Edit the part of the listing that opens with the line containing "phone-notch <box>1396 412 1426 416</box>" and closes with the line containing "circle-icon[interactable] <box>876 305": give those lines again with "BEST SOFTWARE AWARDS" changed to "TOP SOFTWARE AWARDS" and nothing else altered.

| Records for the exercise |
◆ ◆ ◆

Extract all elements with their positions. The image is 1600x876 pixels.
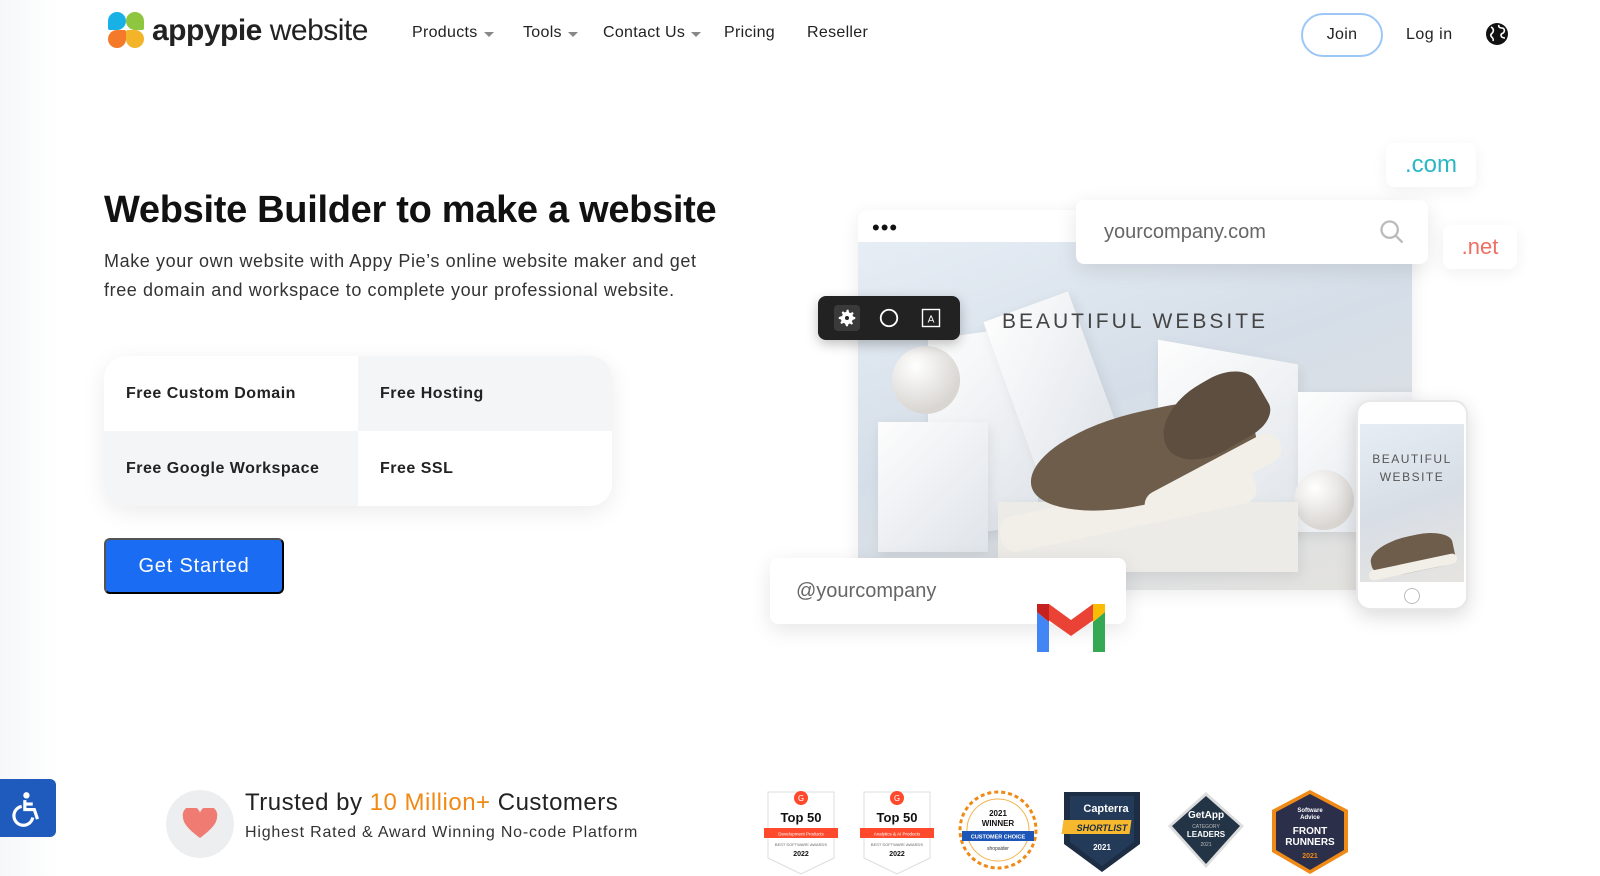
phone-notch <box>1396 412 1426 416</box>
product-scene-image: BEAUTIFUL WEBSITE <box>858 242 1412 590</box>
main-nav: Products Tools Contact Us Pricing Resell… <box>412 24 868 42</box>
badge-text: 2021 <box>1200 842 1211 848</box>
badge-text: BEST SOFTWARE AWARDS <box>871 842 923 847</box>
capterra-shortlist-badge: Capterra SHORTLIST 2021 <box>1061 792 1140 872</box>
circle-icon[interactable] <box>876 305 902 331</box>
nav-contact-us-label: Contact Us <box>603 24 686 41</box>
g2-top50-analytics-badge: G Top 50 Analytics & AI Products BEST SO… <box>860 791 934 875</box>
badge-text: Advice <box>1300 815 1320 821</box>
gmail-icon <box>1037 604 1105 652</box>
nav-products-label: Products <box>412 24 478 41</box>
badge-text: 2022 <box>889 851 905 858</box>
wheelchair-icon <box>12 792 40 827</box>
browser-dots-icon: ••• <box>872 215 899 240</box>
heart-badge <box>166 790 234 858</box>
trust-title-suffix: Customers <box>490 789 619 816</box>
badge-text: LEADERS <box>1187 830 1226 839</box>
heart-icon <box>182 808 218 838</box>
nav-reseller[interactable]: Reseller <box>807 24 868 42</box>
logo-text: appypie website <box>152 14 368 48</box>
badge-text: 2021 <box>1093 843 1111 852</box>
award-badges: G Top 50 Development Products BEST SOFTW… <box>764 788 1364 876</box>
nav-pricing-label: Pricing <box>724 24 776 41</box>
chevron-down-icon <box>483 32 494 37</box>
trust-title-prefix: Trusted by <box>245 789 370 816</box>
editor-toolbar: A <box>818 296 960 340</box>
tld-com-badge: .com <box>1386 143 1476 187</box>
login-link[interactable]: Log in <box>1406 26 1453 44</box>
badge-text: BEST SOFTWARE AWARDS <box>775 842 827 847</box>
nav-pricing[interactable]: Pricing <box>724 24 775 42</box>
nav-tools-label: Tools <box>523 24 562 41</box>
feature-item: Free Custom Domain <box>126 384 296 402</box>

◆ ◆ ◆

| Written response |
phone-notch <box>1396 412 1426 416</box>
product-scene-image: BEAUTIFUL WEBSITE <box>858 242 1412 590</box>
main-nav: Products Tools Contact Us Pricing Resell… <box>412 24 868 42</box>
badge-text: 2021 <box>1200 842 1211 848</box>
badge-text: TOP SOFTWARE AWARDS <box>871 842 923 847</box>
capterra-shortlist-badge: Capterra SHORTLIST 2021 <box>1061 792 1140 872</box>
circle-icon[interactable] <box>876 305 902 331</box>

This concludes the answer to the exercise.